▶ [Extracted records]
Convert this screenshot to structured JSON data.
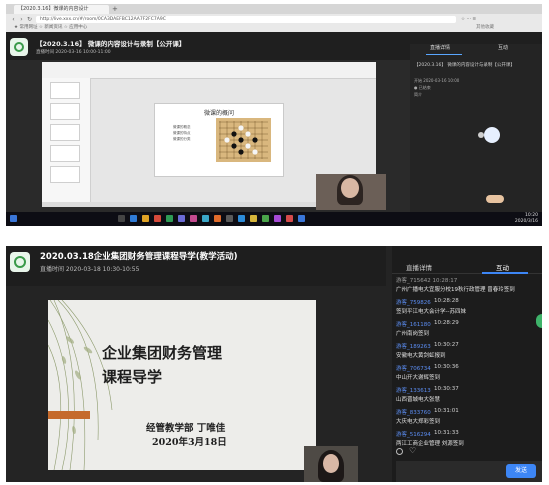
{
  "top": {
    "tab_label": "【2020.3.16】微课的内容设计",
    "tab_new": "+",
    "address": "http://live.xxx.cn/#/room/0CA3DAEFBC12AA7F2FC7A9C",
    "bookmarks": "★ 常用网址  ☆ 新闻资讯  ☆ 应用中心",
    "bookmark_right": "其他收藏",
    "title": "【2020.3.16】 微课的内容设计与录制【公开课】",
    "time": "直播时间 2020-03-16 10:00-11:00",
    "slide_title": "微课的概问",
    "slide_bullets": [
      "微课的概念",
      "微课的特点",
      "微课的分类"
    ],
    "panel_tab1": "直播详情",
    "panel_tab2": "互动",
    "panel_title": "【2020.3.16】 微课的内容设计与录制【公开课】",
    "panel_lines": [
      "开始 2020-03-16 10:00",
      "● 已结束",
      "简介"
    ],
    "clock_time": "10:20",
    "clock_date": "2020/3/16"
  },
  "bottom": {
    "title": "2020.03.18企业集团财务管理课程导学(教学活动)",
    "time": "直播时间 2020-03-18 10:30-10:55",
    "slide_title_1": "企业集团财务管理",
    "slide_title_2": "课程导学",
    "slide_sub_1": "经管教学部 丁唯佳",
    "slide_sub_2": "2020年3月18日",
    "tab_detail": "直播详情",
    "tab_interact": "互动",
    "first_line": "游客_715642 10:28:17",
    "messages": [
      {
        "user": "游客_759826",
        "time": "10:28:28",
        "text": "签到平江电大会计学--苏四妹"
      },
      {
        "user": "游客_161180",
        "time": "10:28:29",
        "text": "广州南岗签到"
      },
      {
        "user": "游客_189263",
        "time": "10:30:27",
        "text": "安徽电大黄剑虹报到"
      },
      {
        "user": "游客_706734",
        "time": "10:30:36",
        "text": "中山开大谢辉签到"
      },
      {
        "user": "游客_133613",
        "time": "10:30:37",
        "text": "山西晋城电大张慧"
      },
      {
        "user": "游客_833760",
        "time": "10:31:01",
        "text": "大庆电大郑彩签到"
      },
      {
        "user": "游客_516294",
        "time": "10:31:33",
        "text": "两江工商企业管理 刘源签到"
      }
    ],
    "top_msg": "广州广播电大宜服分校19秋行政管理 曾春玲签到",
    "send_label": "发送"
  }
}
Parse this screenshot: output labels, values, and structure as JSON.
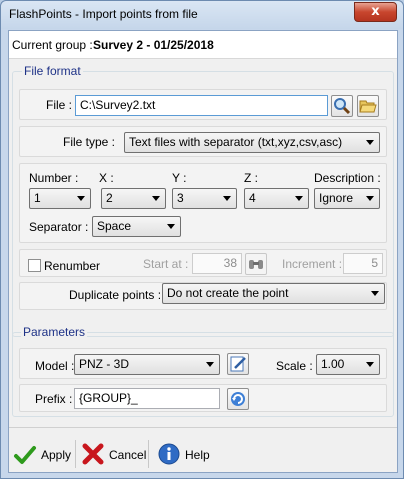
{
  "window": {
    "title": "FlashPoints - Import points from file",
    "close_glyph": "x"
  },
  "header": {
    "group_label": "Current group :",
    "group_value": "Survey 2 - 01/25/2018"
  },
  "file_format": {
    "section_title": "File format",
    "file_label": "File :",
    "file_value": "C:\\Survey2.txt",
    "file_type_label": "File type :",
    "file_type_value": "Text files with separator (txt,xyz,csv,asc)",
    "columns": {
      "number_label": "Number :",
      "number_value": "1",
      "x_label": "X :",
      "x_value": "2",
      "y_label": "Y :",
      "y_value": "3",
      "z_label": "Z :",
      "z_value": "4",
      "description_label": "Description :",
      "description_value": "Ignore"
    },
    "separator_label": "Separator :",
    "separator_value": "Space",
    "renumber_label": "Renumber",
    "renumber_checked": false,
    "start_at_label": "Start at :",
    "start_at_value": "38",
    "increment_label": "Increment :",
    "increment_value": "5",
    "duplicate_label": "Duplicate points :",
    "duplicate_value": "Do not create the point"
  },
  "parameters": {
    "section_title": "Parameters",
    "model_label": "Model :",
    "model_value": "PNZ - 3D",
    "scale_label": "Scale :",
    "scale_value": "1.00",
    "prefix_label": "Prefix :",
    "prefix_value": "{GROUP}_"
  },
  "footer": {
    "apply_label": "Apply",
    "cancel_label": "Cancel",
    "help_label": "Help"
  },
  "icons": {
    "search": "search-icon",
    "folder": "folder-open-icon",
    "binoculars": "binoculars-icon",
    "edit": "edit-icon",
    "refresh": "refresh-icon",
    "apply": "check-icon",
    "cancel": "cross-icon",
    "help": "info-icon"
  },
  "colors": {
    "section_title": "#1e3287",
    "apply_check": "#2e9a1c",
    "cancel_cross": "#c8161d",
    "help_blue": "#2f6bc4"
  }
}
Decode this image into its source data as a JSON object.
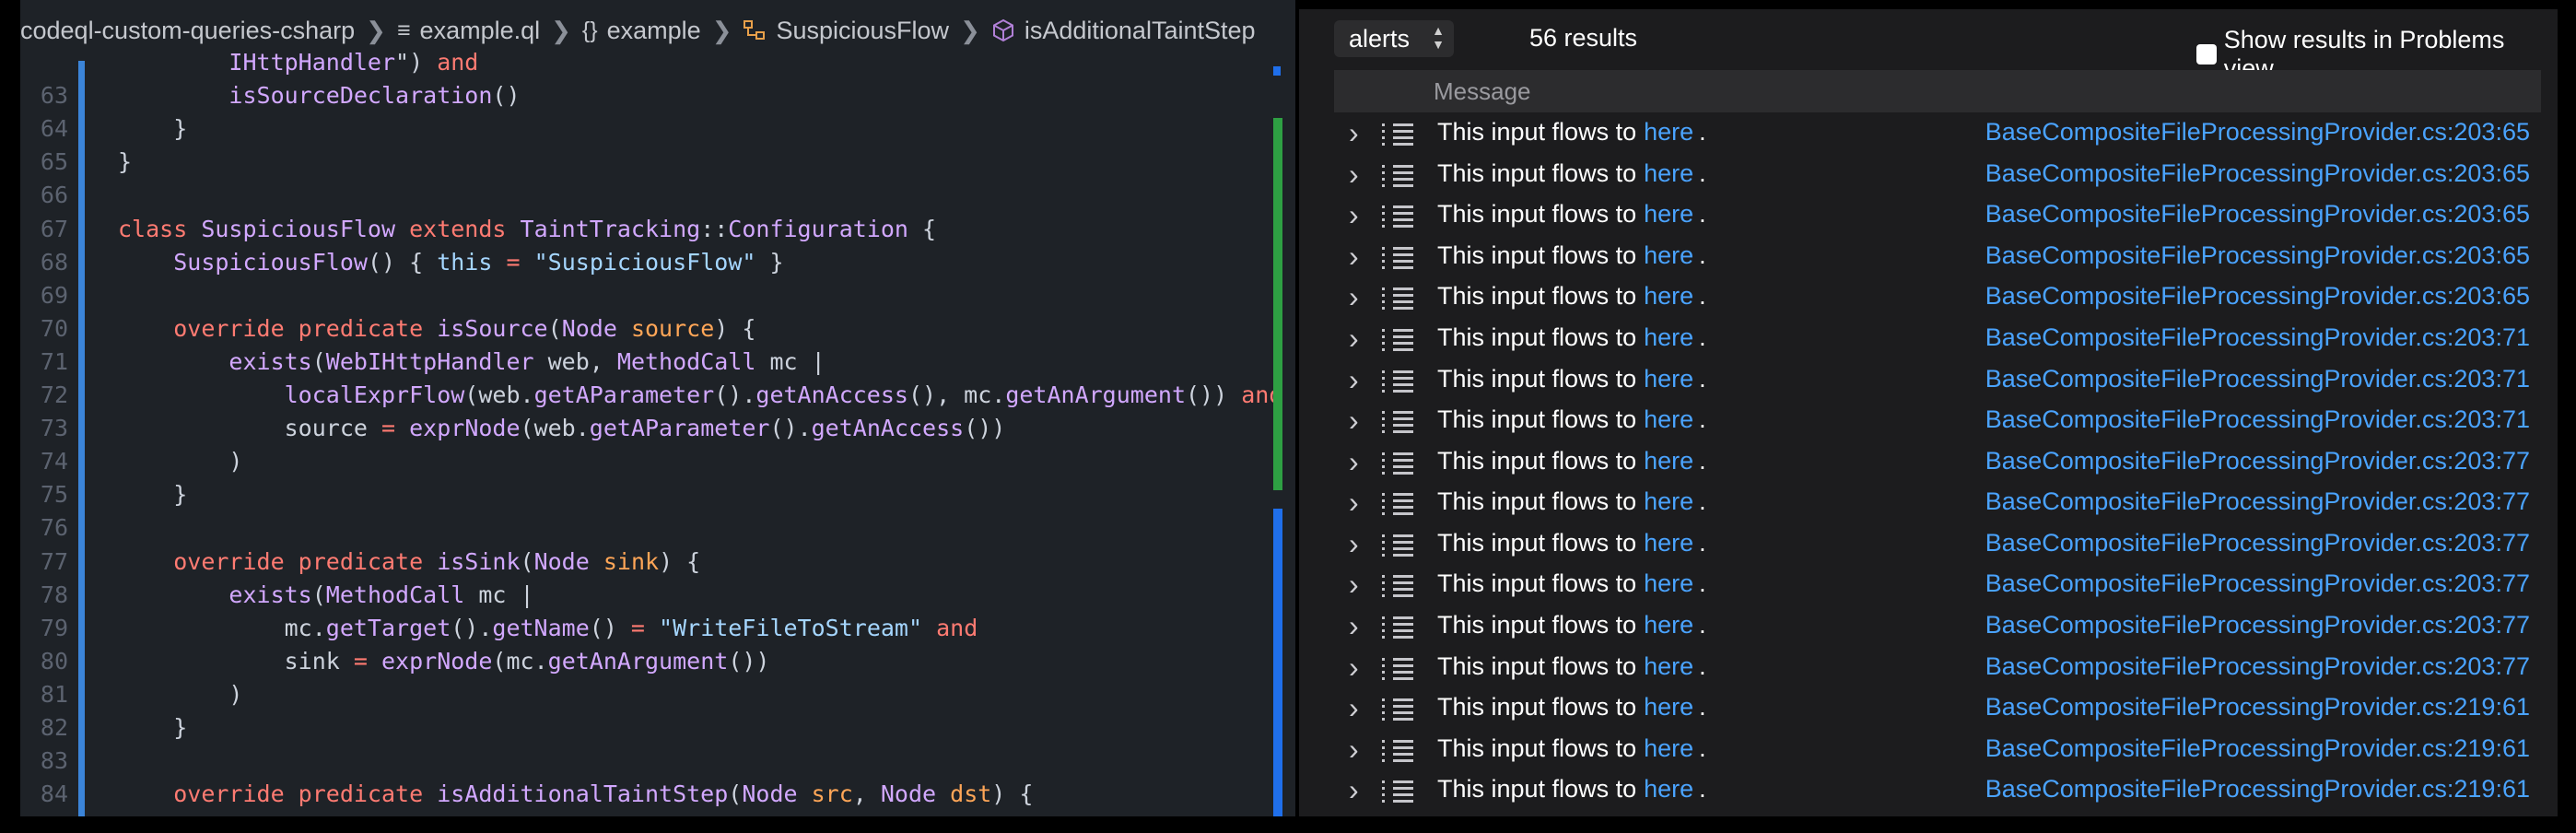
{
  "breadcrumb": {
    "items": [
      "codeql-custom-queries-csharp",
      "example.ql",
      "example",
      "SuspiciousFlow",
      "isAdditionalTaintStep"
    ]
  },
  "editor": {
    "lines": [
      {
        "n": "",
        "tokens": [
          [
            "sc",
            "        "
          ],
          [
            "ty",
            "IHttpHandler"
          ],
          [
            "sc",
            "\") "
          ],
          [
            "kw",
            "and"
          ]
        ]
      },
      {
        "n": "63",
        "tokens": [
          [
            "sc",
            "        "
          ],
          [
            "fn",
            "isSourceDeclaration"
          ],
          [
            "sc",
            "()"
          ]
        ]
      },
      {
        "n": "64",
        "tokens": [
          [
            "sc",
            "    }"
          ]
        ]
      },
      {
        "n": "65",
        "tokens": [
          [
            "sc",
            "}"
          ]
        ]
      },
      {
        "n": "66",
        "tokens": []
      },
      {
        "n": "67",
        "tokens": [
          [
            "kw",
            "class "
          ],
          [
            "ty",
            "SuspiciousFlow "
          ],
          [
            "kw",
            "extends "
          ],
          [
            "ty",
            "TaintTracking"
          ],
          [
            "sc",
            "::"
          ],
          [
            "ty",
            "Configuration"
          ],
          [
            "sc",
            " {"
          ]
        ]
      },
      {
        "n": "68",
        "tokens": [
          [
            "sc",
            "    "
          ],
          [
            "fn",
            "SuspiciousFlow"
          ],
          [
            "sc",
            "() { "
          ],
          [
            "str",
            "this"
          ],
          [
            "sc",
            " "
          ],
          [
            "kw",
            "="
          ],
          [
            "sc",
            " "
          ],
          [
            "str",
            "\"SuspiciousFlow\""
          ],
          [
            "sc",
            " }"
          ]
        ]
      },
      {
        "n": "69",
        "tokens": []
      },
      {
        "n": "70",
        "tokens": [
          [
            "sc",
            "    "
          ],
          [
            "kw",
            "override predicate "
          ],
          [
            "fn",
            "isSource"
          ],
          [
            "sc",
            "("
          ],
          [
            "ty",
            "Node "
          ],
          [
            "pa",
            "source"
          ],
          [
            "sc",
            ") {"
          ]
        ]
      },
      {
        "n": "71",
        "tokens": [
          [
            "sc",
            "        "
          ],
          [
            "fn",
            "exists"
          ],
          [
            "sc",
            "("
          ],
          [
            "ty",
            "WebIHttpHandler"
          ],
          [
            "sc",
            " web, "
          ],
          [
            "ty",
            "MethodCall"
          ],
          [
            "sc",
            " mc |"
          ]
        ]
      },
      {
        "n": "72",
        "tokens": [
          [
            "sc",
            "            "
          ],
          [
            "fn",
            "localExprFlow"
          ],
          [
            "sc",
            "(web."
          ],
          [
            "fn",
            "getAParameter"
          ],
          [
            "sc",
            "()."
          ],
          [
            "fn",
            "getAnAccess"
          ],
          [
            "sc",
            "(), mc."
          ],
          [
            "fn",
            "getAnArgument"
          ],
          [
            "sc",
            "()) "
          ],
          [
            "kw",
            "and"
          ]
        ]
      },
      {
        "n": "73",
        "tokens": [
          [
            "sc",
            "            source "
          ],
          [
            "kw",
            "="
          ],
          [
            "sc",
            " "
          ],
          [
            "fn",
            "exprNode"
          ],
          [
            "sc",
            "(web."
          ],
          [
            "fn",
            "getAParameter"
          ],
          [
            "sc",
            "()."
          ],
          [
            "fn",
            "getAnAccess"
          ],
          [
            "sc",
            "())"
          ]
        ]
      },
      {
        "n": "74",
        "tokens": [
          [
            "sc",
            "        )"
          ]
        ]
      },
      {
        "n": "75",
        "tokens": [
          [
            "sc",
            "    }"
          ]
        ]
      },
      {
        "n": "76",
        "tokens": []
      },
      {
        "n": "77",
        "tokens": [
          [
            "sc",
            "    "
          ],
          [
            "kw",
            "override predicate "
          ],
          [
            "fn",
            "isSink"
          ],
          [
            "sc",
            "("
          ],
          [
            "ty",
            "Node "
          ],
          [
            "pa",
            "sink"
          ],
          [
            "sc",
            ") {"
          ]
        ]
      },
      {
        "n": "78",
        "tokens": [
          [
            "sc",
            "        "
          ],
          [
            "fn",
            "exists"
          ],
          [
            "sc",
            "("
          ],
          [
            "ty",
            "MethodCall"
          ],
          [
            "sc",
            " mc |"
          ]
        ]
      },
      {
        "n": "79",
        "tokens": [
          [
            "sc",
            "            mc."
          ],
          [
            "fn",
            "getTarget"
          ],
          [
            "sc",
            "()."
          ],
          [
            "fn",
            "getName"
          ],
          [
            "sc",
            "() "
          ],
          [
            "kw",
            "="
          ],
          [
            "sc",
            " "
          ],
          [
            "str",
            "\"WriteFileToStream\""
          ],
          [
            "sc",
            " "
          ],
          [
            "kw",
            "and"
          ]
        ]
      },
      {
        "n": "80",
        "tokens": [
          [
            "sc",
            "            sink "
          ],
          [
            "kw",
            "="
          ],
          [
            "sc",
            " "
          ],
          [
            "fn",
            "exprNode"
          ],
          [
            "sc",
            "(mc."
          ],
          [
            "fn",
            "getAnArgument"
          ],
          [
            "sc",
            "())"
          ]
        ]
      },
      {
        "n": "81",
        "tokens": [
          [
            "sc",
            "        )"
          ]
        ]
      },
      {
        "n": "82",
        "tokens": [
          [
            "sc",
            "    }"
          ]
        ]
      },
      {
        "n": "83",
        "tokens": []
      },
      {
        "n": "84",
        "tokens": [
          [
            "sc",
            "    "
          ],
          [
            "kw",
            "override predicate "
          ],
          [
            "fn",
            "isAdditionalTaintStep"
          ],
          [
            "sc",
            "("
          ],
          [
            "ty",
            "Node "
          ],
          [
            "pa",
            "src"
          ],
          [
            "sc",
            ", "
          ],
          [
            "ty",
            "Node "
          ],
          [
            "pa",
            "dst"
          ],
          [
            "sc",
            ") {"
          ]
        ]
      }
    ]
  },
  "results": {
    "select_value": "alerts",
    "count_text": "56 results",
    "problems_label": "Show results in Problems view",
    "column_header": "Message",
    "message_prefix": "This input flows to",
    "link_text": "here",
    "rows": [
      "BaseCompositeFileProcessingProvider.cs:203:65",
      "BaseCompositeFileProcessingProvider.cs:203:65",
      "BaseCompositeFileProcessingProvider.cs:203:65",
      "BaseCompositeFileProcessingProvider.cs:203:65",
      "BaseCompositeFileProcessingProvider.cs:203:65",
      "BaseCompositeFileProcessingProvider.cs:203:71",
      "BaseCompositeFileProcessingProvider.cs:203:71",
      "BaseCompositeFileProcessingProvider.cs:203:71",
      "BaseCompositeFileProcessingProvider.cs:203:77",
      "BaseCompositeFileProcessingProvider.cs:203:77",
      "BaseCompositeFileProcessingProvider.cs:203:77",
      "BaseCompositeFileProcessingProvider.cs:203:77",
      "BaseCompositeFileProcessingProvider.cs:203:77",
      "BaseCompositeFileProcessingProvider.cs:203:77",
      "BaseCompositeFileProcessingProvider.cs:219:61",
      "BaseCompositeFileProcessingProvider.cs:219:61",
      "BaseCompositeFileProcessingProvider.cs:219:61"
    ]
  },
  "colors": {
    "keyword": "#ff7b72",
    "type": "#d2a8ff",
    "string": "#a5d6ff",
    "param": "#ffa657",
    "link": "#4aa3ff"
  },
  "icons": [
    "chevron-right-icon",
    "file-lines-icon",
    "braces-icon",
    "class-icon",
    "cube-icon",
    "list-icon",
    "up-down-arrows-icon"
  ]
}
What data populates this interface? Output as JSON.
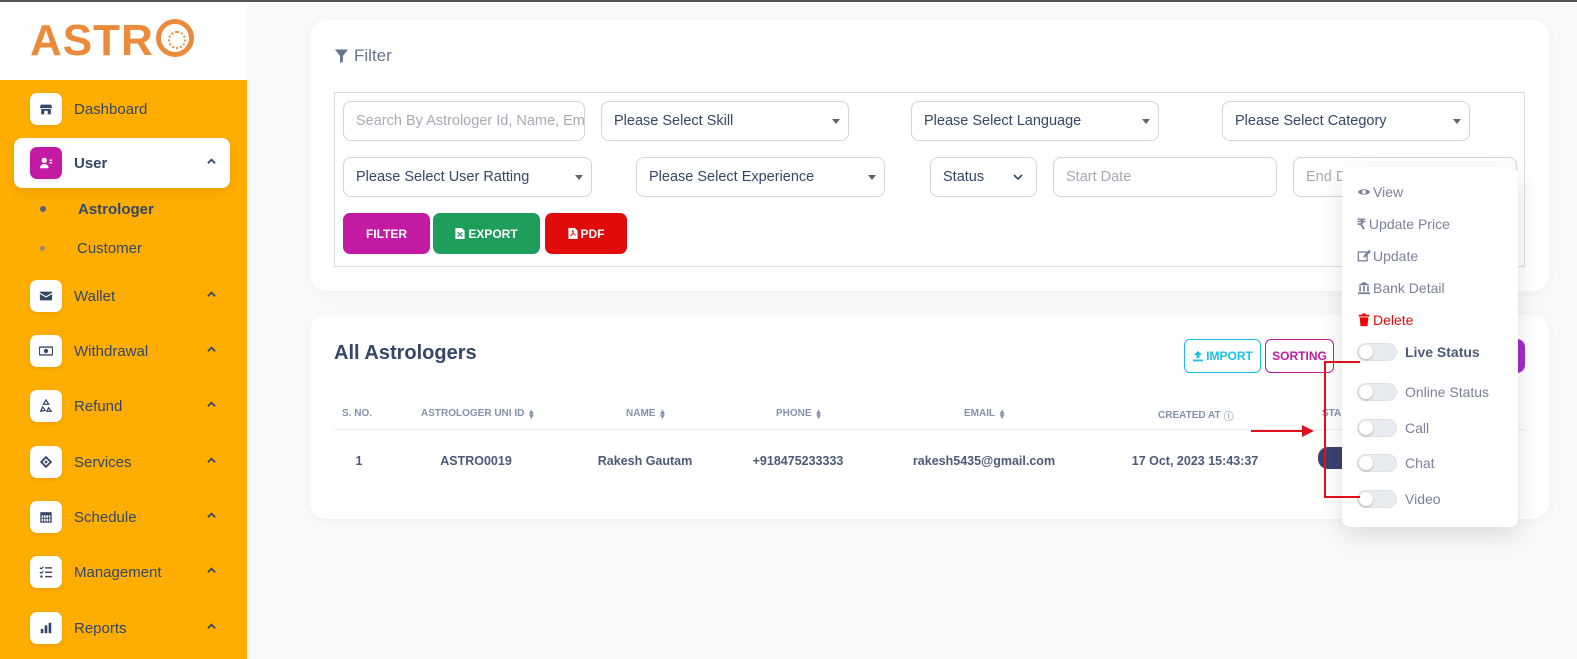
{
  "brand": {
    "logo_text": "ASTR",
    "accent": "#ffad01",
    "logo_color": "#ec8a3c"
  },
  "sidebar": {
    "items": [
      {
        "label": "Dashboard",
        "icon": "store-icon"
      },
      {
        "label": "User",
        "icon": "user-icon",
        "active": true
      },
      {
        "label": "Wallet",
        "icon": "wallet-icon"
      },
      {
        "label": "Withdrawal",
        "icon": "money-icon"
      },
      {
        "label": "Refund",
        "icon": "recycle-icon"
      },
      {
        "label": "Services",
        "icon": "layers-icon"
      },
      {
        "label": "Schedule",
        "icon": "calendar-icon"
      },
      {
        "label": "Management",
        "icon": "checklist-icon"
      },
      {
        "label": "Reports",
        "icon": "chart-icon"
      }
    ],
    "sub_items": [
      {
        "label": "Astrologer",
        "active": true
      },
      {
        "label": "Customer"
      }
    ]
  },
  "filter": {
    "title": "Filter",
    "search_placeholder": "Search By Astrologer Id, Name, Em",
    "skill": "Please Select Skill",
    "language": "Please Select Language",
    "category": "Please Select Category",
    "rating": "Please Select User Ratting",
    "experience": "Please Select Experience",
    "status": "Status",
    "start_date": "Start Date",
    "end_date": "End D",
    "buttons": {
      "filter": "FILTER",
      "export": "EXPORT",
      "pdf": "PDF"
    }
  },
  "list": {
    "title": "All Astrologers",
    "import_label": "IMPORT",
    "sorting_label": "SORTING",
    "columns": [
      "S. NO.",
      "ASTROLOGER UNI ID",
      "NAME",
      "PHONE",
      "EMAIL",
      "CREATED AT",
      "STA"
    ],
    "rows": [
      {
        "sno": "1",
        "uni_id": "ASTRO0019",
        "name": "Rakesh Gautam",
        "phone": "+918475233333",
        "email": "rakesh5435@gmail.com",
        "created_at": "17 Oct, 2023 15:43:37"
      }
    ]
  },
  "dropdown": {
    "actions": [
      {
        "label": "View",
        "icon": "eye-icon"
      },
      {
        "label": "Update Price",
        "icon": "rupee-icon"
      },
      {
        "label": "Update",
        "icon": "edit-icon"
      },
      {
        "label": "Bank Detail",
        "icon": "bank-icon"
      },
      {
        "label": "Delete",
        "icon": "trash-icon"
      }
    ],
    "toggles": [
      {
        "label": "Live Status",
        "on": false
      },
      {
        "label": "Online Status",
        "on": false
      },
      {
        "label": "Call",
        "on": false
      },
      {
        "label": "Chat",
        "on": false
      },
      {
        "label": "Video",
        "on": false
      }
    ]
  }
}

▶ [REQUIREMENTS] Find the lines containing "data" and list every one of them.

▶ [SOLUTION]
Convert this screenshot to structured JSON data.
Decode this image into its source data as a JSON object.
What data populates this interface? Output as JSON.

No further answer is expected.